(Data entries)
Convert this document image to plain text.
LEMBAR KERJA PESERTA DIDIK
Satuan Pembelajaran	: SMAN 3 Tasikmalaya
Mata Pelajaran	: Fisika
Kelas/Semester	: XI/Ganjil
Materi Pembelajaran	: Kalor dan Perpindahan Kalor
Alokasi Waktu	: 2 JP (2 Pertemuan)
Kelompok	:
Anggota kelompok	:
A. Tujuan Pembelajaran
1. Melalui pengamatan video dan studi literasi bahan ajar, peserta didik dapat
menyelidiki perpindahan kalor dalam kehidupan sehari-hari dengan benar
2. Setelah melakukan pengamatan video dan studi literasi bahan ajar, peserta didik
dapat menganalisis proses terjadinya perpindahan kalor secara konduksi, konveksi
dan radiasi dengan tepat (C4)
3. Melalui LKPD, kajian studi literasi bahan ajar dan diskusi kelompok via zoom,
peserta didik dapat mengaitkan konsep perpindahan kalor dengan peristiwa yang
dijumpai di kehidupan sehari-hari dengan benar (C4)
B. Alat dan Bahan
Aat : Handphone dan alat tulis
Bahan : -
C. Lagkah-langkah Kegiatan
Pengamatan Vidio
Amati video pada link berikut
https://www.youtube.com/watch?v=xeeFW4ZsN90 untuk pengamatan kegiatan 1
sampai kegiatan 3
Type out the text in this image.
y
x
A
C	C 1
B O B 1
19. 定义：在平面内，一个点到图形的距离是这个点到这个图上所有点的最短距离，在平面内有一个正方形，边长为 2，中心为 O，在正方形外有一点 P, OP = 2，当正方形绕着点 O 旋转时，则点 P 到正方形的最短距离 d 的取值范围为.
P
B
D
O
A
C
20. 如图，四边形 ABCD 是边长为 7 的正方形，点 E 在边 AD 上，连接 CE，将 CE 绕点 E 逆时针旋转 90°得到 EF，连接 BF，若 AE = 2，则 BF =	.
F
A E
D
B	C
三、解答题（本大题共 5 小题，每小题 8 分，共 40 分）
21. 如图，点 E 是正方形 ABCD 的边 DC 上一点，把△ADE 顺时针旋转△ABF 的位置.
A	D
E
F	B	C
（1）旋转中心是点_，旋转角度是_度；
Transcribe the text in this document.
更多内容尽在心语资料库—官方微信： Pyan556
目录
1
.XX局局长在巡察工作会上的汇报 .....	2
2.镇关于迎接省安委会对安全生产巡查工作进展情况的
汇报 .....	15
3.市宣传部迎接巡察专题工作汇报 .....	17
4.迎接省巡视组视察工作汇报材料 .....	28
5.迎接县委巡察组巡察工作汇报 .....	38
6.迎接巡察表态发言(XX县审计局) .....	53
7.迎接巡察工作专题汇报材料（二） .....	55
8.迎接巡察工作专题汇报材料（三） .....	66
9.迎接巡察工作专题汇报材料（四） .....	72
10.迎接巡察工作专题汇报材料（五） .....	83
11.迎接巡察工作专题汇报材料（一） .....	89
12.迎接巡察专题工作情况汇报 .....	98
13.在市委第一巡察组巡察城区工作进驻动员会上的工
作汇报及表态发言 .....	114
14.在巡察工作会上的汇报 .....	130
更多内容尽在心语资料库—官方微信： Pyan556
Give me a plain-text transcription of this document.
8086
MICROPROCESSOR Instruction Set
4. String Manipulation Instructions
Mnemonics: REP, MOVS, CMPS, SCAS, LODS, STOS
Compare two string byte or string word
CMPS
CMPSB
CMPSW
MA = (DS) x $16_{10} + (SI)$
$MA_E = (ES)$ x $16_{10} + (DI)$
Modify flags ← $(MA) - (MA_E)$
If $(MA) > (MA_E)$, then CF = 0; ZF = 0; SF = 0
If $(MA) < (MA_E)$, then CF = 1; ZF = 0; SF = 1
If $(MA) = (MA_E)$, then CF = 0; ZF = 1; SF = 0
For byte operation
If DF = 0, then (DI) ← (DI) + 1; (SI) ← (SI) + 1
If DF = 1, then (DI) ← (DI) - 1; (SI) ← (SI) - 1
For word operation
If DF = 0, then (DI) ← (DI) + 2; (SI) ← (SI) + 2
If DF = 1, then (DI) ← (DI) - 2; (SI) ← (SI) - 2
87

## Challenge:
Take the material above and return all of it exactly.

## Task result:
Convert this document image to plain text.
LEMBAR KERJA PESERTA DIDIK
Satuan Pembelajaran	: SMAN 3 Tasikmalaya
Mata Pelajaran	: Fisika
Kelas/Semester	: XI/Ganjil
Materi Pembelajaran	: Kalor dan Perpindahan Kalor
Alokasi Waktu	: 2 JP (2 Pertemuan)
Kelompok	:
Anggota kelompok	:
A. Tujuan Pembelajaran
1. Melalui pengamatan video dan studi literasi bahan ajar, peserta didik dapat
menyelidiki perpindahan kalor dalam kehidupan sehari-hari dengan benar
2. Setelah melakukan pengamatan video dan studi literasi bahan ajar, peserta didik
dapat menganalisis proses terjadinya perpindahan kalor secara konduksi, konveksi
dan radiasi dengan tepat (C4)
3. Melalui LKPD, kajian studi literasi bahan ajar dan diskusi kelompok via zoom,
peserta didik dapat mengaitkan konsep perpindahan kalor dengan peristiwa yang
dijumpai di kehidupan sehari-hari dengan benar (C4)
B. Alat dan Bahan
Aat : Handphone dan alat tulis
Bahan : -
C. Lagkah-langkah Kegiatan
Pengamatan Vidio
Amati video pada link berikut
https://www.youtube.com/watch?v=xeeFW4ZsN90 untuk pengamatan kegiatan 1
sampai kegiatan 3
Type out the text in this image.
y
x
A
C	C 1
B O B 1
19. 定义：在平面内，一个点到图形的距离是这个点到这个图上所有点的最短距离，在平面内有一个正方形，边长为 2，中心为 O，在正方形外有一点 P, OP = 2，当正方形绕着点 O 旋转时，则点 P 到正方形的最短距离 d 的取值范围为.
P
B
D
O
A
C
20. 如图，四边形 ABCD 是边长为 7 的正方形，点 E 在边 AD 上，连接 CE，将 CE 绕点 E 逆时针旋转 90°得到 EF，连接 BF，若 AE = 2，则 BF =	.
F
A E
D
B	C
三、解答题（本大题共 5 小题，每小题 8 分，共 40 分）
21. 如图，点 E 是正方形 ABCD 的边 DC 上一点，把△ADE 顺时针旋转△ABF 的位置.
A	D
E
F	B	C
（1）旋转中心是点_，旋转角度是_度；
Transcribe the text in this document.
更多内容尽在心语资料库—官方微信： Pyan556
目录
1
.XX局局长在巡察工作会上的汇报 .....	2
2.镇关于迎接省安委会对安全生产巡查工作进展情况的
汇报 .....	15
3.市宣传部迎接巡察专题工作汇报 .....	17
4.迎接省巡视组视察工作汇报材料 .....	28
5.迎接县委巡察组巡察工作汇报 .....	38
6.迎接巡察表态发言(XX县审计局) .....	53
7.迎接巡察工作专题汇报材料（二） .....	55
8.迎接巡察工作专题汇报材料（三） .....	66
9.迎接巡察工作专题汇报材料（四） .....	72
10.迎接巡察工作专题汇报材料（五） .....	83
11.迎接巡察工作专题汇报材料（一） .....	89
12.迎接巡察专题工作情况汇报 .....	98
13.在市委第一巡察组巡察城区工作进驻动员会上的工
作汇报及表态发言 .....	114
14.在巡察工作会上的汇报 .....	130
更多内容尽在心语资料库—官方微信： Pyan556
Give me a plain-text transcription of this document.
8086
MICROPROCESSOR Instruction Set
4. String Manipulation Instructions
Mnemonics: REP, MOVS, CMPS, SCAS, LODS, STOS
Compare two string byte or string word
CMPS
CMPSB
CMPSW
MA = (DS) x $16_{10} + (SI)$
$MA_E = (ES)$ x $16_{10} + (DI)$
Modify flags ← $(MA) - (MA_E)$
If $(MA) > (MA_E)$, then CF = 0; ZF = 0; SF = 0
If $(MA) < (MA_E)$, then CF = 1; ZF = 0; SF = 1
If $(MA) = (MA_E)$, then CF = 0; ZF = 1; SF = 0
For byte operation
If DF = 0, then (DI) ← (DI) + 1; (SI) ← (SI) + 1
If DF = 1, then (DI) ← (DI) - 1; (SI) ← (SI) - 1
For word operation
If DF = 0, then (DI) ← (DI) + 2; (SI) ← (SI) + 2
If DF = 1, then (DI) ← (DI) - 2; (SI) ← (SI) - 2
87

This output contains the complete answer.